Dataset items
begin
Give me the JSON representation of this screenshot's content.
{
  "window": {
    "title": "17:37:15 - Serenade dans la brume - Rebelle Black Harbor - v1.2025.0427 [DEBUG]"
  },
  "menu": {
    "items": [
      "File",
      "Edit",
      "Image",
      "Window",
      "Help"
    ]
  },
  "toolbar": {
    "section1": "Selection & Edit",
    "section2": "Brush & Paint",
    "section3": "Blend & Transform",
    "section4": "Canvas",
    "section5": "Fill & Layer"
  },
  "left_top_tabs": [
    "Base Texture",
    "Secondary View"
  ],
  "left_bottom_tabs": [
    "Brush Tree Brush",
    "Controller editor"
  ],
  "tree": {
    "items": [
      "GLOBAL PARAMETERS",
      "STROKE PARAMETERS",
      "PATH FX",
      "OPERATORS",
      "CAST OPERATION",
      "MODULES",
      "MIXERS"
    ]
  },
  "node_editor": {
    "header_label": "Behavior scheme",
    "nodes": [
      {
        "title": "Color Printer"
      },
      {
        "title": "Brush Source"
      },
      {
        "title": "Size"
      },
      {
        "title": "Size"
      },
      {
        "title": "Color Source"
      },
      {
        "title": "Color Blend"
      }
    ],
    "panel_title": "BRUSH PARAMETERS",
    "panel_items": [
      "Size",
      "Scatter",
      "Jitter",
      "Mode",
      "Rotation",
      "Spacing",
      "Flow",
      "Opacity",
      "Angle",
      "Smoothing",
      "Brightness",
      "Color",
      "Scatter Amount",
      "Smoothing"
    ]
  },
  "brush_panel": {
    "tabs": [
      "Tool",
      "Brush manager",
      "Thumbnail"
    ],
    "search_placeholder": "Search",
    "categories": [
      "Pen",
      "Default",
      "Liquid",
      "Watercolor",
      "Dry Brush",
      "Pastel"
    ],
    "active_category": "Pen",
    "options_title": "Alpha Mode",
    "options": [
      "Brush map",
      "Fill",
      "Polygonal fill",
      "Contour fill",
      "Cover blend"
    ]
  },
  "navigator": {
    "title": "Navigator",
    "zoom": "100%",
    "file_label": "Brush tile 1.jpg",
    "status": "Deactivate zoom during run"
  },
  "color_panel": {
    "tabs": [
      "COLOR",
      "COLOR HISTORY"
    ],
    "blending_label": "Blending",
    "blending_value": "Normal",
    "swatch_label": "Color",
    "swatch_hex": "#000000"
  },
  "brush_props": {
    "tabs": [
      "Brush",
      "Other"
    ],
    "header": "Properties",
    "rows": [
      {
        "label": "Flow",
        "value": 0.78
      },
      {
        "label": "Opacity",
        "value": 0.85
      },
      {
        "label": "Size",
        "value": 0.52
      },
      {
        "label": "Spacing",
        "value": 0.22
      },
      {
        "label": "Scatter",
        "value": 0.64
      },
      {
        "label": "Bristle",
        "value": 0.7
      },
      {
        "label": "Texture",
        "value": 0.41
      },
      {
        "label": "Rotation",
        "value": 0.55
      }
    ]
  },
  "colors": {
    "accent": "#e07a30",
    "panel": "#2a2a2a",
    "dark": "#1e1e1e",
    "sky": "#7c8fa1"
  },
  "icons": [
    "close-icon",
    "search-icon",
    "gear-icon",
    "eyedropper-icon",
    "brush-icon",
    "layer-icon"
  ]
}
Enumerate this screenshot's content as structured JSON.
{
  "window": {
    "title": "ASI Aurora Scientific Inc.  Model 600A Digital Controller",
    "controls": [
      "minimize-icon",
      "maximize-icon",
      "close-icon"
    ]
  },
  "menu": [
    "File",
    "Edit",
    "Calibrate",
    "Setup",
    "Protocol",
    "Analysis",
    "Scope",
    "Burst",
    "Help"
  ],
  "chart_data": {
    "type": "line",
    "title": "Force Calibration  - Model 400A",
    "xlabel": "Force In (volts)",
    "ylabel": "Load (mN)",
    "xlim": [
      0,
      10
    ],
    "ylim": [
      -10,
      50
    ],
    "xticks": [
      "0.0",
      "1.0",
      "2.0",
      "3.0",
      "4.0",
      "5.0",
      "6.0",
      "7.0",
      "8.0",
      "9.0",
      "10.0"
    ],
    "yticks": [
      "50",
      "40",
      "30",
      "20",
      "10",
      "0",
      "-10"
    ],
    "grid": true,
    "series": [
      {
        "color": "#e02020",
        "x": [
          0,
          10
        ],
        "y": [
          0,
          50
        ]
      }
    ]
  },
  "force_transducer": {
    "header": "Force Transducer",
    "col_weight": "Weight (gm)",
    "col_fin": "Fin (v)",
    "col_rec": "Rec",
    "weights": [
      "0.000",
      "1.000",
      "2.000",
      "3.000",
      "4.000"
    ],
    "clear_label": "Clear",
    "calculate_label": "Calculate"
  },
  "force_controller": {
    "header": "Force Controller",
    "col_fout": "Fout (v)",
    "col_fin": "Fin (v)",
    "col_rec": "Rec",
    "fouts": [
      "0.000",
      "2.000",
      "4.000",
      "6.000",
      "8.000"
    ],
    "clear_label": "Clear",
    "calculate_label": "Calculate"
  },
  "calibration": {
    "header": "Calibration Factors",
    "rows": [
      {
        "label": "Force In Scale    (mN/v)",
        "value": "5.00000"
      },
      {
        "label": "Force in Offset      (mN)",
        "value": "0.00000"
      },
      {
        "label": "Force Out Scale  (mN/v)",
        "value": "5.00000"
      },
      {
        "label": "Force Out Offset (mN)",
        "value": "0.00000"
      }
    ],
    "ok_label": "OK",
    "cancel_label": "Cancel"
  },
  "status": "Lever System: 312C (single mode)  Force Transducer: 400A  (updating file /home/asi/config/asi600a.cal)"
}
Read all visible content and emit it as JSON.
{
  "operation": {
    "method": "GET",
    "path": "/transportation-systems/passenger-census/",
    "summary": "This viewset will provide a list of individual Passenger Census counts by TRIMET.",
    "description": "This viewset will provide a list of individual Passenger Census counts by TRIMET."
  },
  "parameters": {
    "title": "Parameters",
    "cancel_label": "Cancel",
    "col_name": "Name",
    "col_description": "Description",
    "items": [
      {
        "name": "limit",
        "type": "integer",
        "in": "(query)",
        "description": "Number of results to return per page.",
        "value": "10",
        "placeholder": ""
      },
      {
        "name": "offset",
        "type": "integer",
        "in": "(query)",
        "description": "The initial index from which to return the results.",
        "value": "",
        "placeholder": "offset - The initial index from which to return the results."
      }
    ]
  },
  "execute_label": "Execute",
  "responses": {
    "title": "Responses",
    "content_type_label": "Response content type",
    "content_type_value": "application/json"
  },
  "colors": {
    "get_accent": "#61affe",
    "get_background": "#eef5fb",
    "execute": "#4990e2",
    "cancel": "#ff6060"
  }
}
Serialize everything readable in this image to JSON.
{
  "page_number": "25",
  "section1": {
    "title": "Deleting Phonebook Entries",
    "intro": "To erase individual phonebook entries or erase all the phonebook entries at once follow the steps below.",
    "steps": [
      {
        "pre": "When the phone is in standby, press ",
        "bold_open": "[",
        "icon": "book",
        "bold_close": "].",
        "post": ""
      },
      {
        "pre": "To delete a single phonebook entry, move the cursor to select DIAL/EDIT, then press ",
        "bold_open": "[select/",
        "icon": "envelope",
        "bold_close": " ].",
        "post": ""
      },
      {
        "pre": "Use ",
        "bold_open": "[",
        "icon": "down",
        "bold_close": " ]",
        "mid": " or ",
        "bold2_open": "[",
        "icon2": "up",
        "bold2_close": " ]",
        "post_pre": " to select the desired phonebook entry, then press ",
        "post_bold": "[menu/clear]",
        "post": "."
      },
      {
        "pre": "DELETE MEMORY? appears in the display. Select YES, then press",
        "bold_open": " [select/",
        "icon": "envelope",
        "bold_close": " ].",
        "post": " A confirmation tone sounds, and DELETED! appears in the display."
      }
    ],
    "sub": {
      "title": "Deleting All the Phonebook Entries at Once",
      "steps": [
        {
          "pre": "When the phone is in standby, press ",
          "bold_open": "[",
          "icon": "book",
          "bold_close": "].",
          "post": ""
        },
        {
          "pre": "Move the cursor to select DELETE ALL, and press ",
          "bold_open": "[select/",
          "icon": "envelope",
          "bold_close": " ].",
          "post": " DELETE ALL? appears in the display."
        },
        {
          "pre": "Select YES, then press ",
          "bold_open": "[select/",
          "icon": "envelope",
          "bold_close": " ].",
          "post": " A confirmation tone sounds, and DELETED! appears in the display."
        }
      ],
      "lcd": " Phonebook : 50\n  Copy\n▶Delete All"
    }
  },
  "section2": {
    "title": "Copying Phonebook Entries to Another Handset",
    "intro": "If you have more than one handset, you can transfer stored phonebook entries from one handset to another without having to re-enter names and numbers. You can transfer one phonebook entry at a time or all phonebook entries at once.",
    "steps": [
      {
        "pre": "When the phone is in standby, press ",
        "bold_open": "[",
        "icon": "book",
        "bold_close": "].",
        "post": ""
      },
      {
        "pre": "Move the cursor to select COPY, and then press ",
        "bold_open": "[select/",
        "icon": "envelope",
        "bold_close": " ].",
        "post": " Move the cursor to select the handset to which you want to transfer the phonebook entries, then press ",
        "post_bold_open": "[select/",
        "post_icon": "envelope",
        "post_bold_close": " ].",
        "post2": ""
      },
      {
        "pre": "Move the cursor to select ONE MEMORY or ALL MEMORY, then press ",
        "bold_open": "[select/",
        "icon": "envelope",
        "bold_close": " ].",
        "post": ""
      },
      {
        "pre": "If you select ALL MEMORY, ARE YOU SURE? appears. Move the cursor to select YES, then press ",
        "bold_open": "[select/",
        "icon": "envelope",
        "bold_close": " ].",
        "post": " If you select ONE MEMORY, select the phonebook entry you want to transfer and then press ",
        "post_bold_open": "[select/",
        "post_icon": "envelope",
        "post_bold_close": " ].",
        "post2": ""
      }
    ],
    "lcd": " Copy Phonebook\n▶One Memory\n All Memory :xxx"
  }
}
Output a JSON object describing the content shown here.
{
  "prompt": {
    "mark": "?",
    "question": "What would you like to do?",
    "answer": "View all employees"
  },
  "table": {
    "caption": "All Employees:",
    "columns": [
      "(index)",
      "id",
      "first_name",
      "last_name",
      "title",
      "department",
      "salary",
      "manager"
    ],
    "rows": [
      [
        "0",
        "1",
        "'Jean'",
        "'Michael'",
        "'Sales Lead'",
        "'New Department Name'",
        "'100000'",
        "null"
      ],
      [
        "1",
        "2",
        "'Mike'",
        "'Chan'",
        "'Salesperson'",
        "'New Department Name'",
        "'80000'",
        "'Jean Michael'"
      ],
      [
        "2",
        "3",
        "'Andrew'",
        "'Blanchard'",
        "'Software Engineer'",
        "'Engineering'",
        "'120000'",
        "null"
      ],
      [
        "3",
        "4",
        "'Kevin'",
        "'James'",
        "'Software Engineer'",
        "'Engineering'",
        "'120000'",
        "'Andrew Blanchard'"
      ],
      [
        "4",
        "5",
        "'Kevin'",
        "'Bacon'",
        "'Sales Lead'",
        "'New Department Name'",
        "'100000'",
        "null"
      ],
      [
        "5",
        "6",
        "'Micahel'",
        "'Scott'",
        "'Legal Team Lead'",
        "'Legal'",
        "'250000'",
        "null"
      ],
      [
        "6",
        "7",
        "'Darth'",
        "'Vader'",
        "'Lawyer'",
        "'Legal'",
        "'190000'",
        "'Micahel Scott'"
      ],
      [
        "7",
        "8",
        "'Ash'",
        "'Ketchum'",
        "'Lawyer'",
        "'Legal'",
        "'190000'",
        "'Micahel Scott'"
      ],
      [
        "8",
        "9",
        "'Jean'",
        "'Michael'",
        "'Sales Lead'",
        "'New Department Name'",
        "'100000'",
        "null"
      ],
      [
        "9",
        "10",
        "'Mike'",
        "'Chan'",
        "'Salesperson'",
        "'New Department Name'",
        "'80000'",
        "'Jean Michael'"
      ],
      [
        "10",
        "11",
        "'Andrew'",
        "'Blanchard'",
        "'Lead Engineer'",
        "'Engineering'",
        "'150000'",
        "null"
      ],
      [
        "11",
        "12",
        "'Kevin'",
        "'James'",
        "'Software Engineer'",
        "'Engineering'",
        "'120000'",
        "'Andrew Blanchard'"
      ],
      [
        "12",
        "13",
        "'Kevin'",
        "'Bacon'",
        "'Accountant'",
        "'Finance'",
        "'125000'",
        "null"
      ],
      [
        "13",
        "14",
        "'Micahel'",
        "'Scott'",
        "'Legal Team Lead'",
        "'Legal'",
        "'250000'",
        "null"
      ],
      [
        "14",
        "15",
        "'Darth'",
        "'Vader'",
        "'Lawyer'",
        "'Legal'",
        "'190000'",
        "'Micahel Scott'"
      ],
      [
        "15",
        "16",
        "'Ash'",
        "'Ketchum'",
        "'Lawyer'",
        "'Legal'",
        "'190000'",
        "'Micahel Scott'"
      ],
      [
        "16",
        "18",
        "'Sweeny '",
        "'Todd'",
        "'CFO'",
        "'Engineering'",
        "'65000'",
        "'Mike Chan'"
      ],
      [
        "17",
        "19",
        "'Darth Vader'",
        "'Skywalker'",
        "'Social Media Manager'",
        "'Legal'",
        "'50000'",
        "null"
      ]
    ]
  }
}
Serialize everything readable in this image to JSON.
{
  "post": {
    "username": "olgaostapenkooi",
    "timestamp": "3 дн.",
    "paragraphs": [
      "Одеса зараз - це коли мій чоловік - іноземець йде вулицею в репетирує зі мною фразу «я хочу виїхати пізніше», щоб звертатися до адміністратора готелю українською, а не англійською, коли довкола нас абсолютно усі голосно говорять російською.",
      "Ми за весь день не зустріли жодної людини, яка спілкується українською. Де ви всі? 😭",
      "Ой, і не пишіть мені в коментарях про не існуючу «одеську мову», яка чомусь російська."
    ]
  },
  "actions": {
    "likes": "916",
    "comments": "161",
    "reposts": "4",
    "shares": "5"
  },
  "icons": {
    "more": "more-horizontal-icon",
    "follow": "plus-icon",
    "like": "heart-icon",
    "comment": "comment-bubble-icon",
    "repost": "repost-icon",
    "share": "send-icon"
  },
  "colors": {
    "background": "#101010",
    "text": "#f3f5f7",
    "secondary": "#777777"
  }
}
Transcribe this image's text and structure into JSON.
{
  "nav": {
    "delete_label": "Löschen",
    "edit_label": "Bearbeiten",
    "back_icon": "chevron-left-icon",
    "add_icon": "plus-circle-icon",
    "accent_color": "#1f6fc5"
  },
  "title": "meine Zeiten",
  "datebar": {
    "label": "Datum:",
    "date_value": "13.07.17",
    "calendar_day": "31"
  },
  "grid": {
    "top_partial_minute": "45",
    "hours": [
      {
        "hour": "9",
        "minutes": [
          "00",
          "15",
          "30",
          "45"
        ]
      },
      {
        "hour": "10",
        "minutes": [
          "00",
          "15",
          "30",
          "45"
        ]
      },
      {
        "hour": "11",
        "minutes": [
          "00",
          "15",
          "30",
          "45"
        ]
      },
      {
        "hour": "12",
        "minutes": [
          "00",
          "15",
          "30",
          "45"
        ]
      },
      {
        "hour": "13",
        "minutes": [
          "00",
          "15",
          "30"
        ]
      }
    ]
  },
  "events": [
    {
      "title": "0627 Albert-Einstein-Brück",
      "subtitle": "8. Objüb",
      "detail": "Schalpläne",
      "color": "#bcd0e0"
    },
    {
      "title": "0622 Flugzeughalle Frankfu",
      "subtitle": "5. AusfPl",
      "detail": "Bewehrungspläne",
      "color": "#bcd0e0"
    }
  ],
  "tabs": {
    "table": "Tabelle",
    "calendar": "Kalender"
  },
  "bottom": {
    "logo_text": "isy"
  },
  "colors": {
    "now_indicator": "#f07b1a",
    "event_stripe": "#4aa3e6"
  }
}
end
List all lines in the material containing the string "single".

> _In response_
  "status": "Lever System: 312C (single mode)  Force Transducer: 400A  (updating file /home/asi/config/asi600a.cal)"
        "pre": "To delete a single phonebook entry, move the cursor to select DIAL/EDIT, then press ",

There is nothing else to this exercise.